=== Data for this task ===
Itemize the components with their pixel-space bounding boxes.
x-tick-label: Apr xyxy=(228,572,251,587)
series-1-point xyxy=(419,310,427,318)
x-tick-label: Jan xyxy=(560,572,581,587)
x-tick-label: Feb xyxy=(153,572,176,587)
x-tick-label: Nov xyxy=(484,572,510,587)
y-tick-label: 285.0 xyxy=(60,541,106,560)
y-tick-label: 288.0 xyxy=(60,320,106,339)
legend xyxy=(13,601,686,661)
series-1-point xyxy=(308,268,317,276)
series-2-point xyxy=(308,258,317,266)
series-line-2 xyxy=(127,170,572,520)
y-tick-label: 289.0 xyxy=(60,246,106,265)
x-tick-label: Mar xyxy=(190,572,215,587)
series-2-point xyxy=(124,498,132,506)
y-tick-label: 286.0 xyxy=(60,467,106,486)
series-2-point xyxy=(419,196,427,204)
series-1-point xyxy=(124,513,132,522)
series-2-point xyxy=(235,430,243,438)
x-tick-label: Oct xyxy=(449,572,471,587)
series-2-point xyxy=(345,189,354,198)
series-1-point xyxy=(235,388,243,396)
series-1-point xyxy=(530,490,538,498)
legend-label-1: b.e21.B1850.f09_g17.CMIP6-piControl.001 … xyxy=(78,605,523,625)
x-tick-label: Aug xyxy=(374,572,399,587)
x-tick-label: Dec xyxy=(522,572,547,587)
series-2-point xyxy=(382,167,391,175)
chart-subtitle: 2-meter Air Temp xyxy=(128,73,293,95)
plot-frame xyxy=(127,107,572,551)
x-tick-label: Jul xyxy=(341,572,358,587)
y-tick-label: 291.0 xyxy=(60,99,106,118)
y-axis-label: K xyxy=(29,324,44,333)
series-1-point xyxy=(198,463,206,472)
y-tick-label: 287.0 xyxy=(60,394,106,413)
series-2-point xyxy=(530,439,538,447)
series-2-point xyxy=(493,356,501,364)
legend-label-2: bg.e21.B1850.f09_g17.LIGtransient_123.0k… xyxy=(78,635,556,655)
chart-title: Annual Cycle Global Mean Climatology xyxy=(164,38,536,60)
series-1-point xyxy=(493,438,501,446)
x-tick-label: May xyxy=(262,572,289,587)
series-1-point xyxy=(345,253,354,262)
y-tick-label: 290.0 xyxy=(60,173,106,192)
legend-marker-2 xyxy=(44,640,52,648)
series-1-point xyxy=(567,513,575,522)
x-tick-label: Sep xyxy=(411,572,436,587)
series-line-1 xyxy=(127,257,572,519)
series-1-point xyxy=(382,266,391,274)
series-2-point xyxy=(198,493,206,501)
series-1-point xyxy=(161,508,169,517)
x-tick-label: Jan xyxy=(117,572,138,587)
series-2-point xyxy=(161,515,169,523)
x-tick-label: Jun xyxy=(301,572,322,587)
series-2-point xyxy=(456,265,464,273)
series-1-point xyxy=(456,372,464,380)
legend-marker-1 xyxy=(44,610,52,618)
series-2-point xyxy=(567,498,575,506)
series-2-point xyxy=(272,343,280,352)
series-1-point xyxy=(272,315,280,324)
===
Recast the data above as a Markdown table with the columns Row and Line, giving each line its number and leaving out blank lines.

| Row | Line |
|---|---|
| 1 | Itemize the components with their pixel-space bounding boxes. |
| 2 | x-tick-label: Apr xyxy=(228,572,251,587) |
| 3 | series-1-point xyxy=(419,310,427,318) |
| 4 | x-tick-label: Jan xyxy=(560,572,581,587) |
| 5 | x-tick-label: Feb xyxy=(153,572,176,587) |
| 6 | x-tick-label: Nov xyxy=(484,572,510,587) |
| 7 | y-tick-label: 285.0 xyxy=(60,541,106,560) |
| 8 | y-tick-label: 288.0 xyxy=(60,320,106,339) |
| 9 | legend xyxy=(13,601,686,661) |
| 10 | series-1-point xyxy=(308,268,317,276) |
| 11 | series-2-point xyxy=(308,258,317,266) |
| 12 | series-line-2 xyxy=(127,170,572,520) |
| 13 | y-tick-label: 289.0 xyxy=(60,246,106,265) |
| 14 | x-tick-label: Mar xyxy=(190,572,215,587) |
| 15 | series-2-point xyxy=(124,498,132,506) |
| 16 | y-tick-label: 286.0 xyxy=(60,467,106,486) |
| 17 | series-2-point xyxy=(419,196,427,204) |
| 18 | series-1-point xyxy=(124,513,132,522) |
| 19 | series-2-point xyxy=(235,430,243,438) |
| 20 | x-tick-label: Oct xyxy=(449,572,471,587) |
| 21 | series-2-point xyxy=(345,189,354,198) |
| 22 | series-1-point xyxy=(235,388,243,396) |
| 23 | series-1-point xyxy=(530,490,538,498) |
| 24 | legend-label-1: b.e21.B1850.f09_g17.CMIP6-piControl.001 … xyxy=(78,605,523,625) |
| 25 | x-tick-label: Aug xyxy=(374,572,399,587) |
| 26 | x-tick-label: Dec xyxy=(522,572,547,587) |
| 27 | series-2-point xyxy=(382,167,391,175) |
| 28 | chart-subtitle: 2-meter Air Temp xyxy=(128,73,293,95) |
| 29 | plot-frame xyxy=(127,107,572,551) |
| 30 | x-tick-label: Jul xyxy=(341,572,358,587) |
| 31 | y-tick-label: 291.0 xyxy=(60,99,106,118) |
| 32 | y-axis-label: K xyxy=(29,324,44,333) |
| 33 | series-1-point xyxy=(198,463,206,472) |
| 34 | y-tick-label: 287.0 xyxy=(60,394,106,413) |
| 35 | series-2-point xyxy=(530,439,538,447) |
| 36 | series-2-point xyxy=(493,356,501,364) |
| 37 | legend-label-2: bg.e21.B1850.f09_g17.LIGtransient_123.0k… xyxy=(78,635,556,655) |
| 38 | chart-title: Annual Cycle Global Mean Climatology xyxy=(164,38,536,60) |
| 39 | series-1-point xyxy=(493,438,501,446) |
| 40 | x-tick-label: May xyxy=(262,572,289,587) |
| 41 | series-1-point xyxy=(345,253,354,262) |
| 42 | y-tick-label: 290.0 xyxy=(60,173,106,192) |
| 43 | legend-marker-2 xyxy=(44,640,52,648) |
| 44 | series-1-point xyxy=(567,513,575,522) |
| 45 | x-tick-label: Sep xyxy=(411,572,436,587) |
| 46 | series-line-1 xyxy=(127,257,572,519) |
| 47 | series-1-point xyxy=(382,266,391,274) |
| 48 | series-2-point xyxy=(198,493,206,501) |
| 49 | series-1-point xyxy=(161,508,169,517) |
| 50 | x-tick-label: Jan xyxy=(117,572,138,587) |
| 51 | series-2-point xyxy=(161,515,169,523) |
| 52 | x-tick-label: Jun xyxy=(301,572,322,587) |
| 53 | series-2-point xyxy=(456,265,464,273) |
| 54 | series-1-point xyxy=(456,372,464,380) |
| 55 | legend-marker-1 xyxy=(44,610,52,618) |
| 56 | series-2-point xyxy=(567,498,575,506) |
| 57 | series-2-point xyxy=(272,343,280,352) |
| 58 | series-1-point xyxy=(272,315,280,324) |